*Do this*: Nothing in the records may be left out or altered; reproduce them all exactly.

[Begin Recorded data]

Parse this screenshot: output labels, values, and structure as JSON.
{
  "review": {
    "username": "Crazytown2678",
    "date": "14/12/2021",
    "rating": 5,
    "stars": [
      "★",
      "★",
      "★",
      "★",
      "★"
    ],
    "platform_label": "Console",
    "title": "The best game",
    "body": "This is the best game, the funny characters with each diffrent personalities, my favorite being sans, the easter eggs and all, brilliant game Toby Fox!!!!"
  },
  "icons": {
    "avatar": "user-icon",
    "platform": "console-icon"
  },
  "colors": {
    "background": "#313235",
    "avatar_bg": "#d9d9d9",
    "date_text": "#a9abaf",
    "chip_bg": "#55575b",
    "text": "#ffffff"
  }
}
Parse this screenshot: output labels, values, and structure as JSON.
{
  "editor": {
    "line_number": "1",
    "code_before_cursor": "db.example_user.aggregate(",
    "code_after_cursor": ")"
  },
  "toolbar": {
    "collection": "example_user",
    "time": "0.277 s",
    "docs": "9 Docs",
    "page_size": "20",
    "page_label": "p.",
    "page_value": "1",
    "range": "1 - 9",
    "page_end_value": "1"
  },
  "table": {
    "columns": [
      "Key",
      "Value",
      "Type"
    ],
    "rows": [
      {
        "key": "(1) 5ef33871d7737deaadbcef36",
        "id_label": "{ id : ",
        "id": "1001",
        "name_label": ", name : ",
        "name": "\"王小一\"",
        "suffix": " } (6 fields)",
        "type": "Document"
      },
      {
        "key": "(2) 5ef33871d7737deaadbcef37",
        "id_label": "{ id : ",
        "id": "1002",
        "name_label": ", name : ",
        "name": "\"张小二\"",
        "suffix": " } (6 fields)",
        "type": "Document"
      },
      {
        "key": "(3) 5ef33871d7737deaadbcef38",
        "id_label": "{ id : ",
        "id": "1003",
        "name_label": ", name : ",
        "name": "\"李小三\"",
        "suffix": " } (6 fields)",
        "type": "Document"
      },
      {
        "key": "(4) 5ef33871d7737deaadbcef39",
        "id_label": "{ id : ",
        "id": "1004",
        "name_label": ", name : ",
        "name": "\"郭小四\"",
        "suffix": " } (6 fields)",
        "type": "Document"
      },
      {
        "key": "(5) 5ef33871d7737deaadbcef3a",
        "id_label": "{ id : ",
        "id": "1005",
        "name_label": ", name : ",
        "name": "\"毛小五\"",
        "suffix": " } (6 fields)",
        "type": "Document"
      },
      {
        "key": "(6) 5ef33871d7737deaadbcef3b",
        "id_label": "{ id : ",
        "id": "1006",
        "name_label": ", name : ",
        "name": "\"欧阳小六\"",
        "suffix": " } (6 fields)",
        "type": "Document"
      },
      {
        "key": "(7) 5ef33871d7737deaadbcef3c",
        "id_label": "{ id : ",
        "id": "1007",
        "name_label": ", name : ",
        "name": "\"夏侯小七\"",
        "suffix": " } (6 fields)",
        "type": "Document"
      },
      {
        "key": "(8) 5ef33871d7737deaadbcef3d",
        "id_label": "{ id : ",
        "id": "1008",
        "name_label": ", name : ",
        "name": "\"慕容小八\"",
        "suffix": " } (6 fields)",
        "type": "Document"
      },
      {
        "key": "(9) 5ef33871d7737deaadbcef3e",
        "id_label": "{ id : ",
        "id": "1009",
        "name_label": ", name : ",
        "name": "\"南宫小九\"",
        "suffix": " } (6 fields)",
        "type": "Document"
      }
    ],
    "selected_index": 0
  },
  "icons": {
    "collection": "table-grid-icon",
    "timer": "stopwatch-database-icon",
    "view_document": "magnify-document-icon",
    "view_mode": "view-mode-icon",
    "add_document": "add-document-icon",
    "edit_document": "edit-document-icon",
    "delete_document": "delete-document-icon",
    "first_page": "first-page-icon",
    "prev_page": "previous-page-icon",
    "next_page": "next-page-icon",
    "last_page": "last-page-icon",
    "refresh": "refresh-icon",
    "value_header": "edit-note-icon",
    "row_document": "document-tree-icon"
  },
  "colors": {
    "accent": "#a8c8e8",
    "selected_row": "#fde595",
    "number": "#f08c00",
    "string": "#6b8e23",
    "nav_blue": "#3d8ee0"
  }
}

[End Recorded data]

*Response*:
Parse this screenshot: output labels, values, and structure as JSON.
{
  "review": {
    "username": "Crazytown2678",
    "date": "14/12/2021",
    "rating": 5,
    "stars": [
      "★",
      "★",
      "★",
      "★",
      "★"
    ],
    "platform_label": "Console",
    "title": "The best game",
    "body": "This is the best game, the funny characters with each diffrent personalities, my favorite being sans, the easter eggs and all, brilliant game Toby Fox!!!!"
  },
  "icons": {
    "avatar": "user-icon",
    "platform": "console-icon"
  },
  "colors": {
    "background": "#313235",
    "avatar_bg": "#d9d9d9",
    "date_text": "#a9abaf",
    "chip_bg": "#55575b",
    "text": "#ffffff"
  }
}
Parse this screenshot: output labels, values, and structure as JSON.
{
  "editor": {
    "line_number": "1",
    "code_before_cursor": "db.example_user.aggregate(",
    "code_after_cursor": ")"
  },
  "toolbar": {
    "collection": "example_user",
    "time": "0.277 s",
    "docs": "9 Docs",
    "page_size": "20",
    "page_label": "p.",
    "page_value": "1",
    "range": "1 - 9",
    "page_end_value": "1"
  },
  "table": {
    "columns": [
      "Key",
      "Value",
      "Type"
    ],
    "rows": [
      {
        "key": "(1) 5ef33871d7737deaadbcef36",
        "id_label": "{ id : ",
        "id": "1001",
        "name_label": ", name : ",
        "name": "\"王小一\"",
        "suffix": " } (6 fields)",
        "type": "Document"
      },
      {
        "key": "(2) 5ef33871d7737deaadbcef37",
        "id_label": "{ id : ",
        "id": "1002",
        "name_label": ", name : ",
        "name": "\"张小二\"",
        "suffix": " } (6 fields)",
        "type": "Document"
      },
      {
        "key": "(3) 5ef33871d7737deaadbcef38",
        "id_label": "{ id : ",
        "id": "1003",
        "name_label": ", name : ",
        "name": "\"李小三\"",
        "suffix": " } (6 fields)",
        "type": "Document"
      },
      {
        "key": "(4) 5ef33871d7737deaadbcef39",
        "id_label": "{ id : ",
        "id": "1004",
        "name_label": ", name : ",
        "name": "\"郭小四\"",
        "suffix": " } (6 fields)",
        "type": "Document"
      },
      {
        "key": "(5) 5ef33871d7737deaadbcef3a",
        "id_label": "{ id : ",
        "id": "1005",
        "name_label": ", name : ",
        "name": "\"毛小五\"",
        "suffix": " } (6 fields)",
        "type": "Document"
      },
      {
        "key": "(6) 5ef33871d7737deaadbcef3b",
        "id_label": "{ id : ",
        "id": "1006",
        "name_label": ", name : ",
        "name": "\"欧阳小六\"",
        "suffix": " } (6 fields)",
        "type": "Document"
      },
      {
        "key": "(7) 5ef33871d7737deaadbcef3c",
        "id_label": "{ id : ",
        "id": "1007",
        "name_label": ", name : ",
        "name": "\"夏侯小七\"",
        "suffix": " } (6 fields)",
        "type": "Document"
      },
      {
        "key": "(8) 5ef33871d7737deaadbcef3d",
        "id_label": "{ id : ",
        "id": "1008",
        "name_label": ", name : ",
        "name": "\"慕容小八\"",
        "suffix": " } (6 fields)",
        "type": "Document"
      },
      {
        "key": "(9) 5ef33871d7737deaadbcef3e",
        "id_label": "{ id : ",
        "id": "1009",
        "name_label": ", name : ",
        "name": "\"南宫小九\"",
        "suffix": " } (6 fields)",
        "type": "Document"
      }
    ],
    "selected_index": 0
  },
  "icons": {
    "collection": "table-grid-icon",
    "timer": "stopwatch-database-icon",
    "view_document": "magnify-document-icon",
    "view_mode": "view-mode-icon",
    "add_document": "add-document-icon",
    "edit_document": "edit-document-icon",
    "delete_document": "delete-document-icon",
    "first_page": "first-page-icon",
    "prev_page": "previous-page-icon",
    "next_page": "next-page-icon",
    "last_page": "last-page-icon",
    "refresh": "refresh-icon",
    "value_header": "edit-note-icon",
    "row_document": "document-tree-icon"
  },
  "colors": {
    "accent": "#a8c8e8",
    "selected_row": "#fde595",
    "number": "#f08c00",
    "string": "#6b8e23",
    "nav_blue": "#3d8ee0"
  }
}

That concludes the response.